### [WORK TO BE COMPLETED]
Lift every line from the entries that includes the word "Unable".

### [DATA FOR THIS EXERCISE]
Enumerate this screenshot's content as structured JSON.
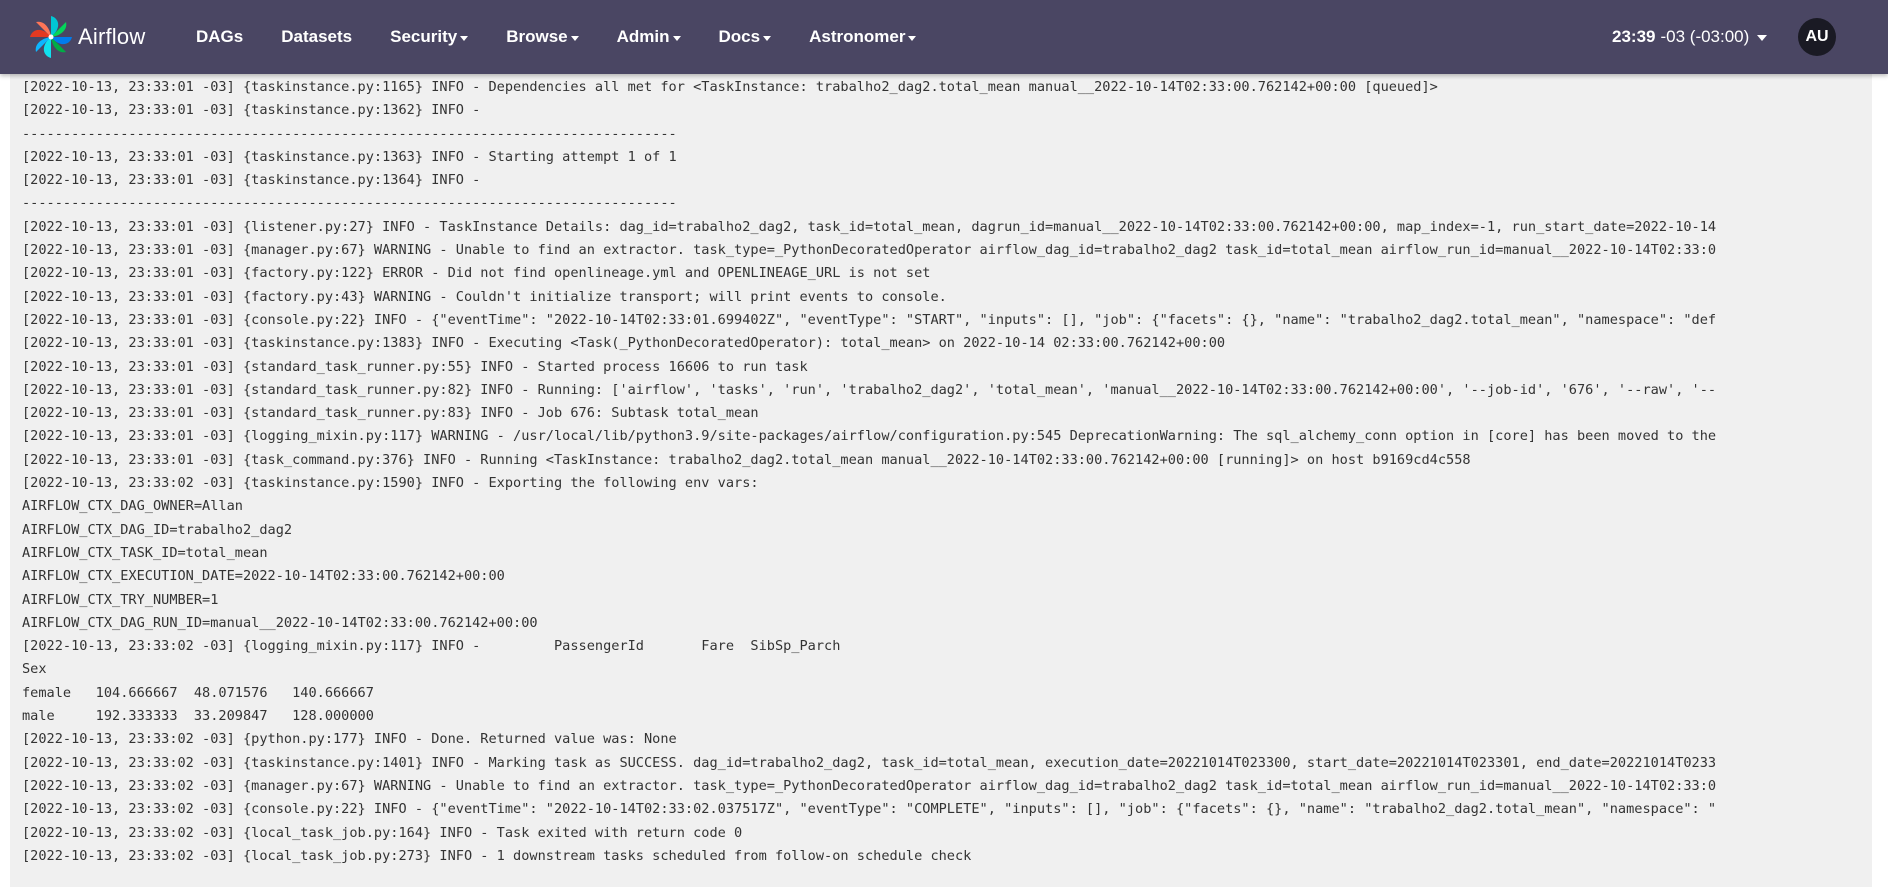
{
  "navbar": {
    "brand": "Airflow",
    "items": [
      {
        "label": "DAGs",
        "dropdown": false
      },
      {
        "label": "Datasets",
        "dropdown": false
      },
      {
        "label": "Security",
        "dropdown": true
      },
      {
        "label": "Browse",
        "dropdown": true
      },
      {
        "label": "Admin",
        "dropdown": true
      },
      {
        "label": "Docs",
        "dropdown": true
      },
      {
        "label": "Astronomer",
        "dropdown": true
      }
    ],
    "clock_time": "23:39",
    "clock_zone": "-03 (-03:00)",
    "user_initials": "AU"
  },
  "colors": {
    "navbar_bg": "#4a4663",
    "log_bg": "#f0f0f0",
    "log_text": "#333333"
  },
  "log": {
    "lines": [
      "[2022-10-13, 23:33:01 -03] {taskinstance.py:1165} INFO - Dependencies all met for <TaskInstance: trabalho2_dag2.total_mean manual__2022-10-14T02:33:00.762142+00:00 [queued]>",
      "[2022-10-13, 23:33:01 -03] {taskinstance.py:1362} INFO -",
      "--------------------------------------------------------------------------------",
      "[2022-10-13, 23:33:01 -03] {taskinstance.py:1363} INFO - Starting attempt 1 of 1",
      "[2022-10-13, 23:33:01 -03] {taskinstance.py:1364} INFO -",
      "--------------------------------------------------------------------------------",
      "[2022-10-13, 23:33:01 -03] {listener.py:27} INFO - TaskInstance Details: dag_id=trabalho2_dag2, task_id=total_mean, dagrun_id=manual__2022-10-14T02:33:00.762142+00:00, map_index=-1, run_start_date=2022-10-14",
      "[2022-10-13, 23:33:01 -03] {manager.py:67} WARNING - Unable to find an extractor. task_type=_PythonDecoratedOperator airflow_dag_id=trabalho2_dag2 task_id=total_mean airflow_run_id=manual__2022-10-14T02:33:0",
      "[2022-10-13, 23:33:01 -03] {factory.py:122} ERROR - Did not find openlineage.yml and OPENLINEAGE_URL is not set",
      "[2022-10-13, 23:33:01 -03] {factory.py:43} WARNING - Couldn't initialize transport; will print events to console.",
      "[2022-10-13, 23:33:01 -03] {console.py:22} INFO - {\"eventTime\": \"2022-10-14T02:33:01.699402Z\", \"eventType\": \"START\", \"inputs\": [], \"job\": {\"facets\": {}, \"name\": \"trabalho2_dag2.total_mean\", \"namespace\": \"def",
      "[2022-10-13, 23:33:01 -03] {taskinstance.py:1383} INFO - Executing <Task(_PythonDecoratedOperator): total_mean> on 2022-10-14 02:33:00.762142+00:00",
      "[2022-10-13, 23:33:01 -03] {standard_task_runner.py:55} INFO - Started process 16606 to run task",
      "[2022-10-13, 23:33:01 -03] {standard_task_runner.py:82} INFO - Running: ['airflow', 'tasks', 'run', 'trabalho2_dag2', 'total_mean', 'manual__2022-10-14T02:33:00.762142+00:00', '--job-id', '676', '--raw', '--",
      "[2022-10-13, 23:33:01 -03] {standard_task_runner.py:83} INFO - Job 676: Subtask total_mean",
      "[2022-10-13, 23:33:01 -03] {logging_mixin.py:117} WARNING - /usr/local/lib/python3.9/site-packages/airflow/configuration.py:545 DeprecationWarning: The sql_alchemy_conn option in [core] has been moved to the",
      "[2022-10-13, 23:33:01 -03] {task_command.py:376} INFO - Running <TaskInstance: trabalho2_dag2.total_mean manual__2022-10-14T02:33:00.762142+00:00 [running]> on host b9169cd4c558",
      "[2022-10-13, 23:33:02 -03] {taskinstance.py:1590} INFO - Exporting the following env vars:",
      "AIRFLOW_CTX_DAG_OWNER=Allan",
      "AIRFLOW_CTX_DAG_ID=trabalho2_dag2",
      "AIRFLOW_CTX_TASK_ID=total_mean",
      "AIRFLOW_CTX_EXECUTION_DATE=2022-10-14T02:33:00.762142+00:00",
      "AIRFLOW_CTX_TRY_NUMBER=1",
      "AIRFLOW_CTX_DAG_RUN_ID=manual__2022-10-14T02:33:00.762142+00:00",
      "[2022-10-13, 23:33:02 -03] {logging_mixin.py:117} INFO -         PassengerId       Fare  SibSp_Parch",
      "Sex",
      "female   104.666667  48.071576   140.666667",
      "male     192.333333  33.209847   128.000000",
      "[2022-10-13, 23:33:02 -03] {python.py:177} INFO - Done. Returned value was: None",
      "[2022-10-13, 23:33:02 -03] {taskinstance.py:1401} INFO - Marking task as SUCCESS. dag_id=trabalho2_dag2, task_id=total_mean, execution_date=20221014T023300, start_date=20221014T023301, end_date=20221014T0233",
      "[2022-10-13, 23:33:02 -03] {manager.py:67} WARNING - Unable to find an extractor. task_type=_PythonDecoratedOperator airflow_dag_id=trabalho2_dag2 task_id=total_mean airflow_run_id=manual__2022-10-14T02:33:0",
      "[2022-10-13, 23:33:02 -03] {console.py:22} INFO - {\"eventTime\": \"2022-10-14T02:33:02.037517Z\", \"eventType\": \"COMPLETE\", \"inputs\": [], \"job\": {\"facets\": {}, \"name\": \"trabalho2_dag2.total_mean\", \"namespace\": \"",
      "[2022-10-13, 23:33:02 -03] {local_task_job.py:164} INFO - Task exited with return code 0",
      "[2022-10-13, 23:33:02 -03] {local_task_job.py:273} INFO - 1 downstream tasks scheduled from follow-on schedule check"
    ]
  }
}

### [REPLY TO THE TASK]
      "[2022-10-13, 23:33:01 -03] {manager.py:67} WARNING - Unable to find an extractor. task_type=_PythonDecoratedOperator airflow_dag_id=trabalho2_dag2 task_id=total_mean airflow_run_id=manual__2022-10-14T02:33:0",
      "[2022-10-13, 23:33:02 -03] {manager.py:67} WARNING - Unable to find an extractor. task_type=_PythonDecoratedOperator airflow_dag_id=trabalho2_dag2 task_id=total_mean airflow_run_id=manual__2022-10-14T02:33:0",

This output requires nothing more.